══ Source material ══
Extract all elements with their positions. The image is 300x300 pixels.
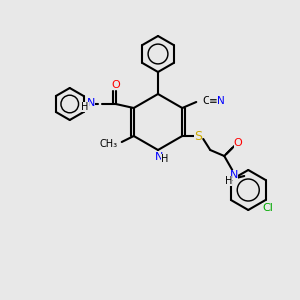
Text: C: C [202, 96, 210, 106]
Text: Cl: Cl [262, 203, 273, 213]
Text: ≡: ≡ [209, 96, 218, 106]
Text: N: N [155, 152, 163, 162]
Text: CH₃: CH₃ [100, 139, 118, 149]
Text: H: H [161, 154, 169, 164]
Text: O: O [234, 138, 243, 148]
Text: O: O [111, 80, 120, 90]
Text: S: S [194, 130, 202, 142]
Text: N: N [86, 98, 95, 108]
Text: N: N [217, 96, 225, 106]
Text: H: H [225, 176, 232, 186]
Text: N: N [230, 170, 238, 180]
Text: H: H [81, 102, 89, 112]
═══
Write out every row above verbatim, leaving out the picture.

Extract all elements with their positions. The image is 300x300 pixels.
Text: C: C [202, 96, 210, 106]
Text: Cl: Cl [262, 203, 273, 213]
Text: ≡: ≡ [209, 96, 218, 106]
Text: N: N [155, 152, 163, 162]
Text: CH₃: CH₃ [100, 139, 118, 149]
Text: H: H [161, 154, 169, 164]
Text: O: O [234, 138, 243, 148]
Text: O: O [111, 80, 120, 90]
Text: S: S [194, 130, 202, 142]
Text: N: N [86, 98, 95, 108]
Text: N: N [217, 96, 225, 106]
Text: H: H [225, 176, 232, 186]
Text: N: N [230, 170, 238, 180]
Text: H: H [81, 102, 89, 112]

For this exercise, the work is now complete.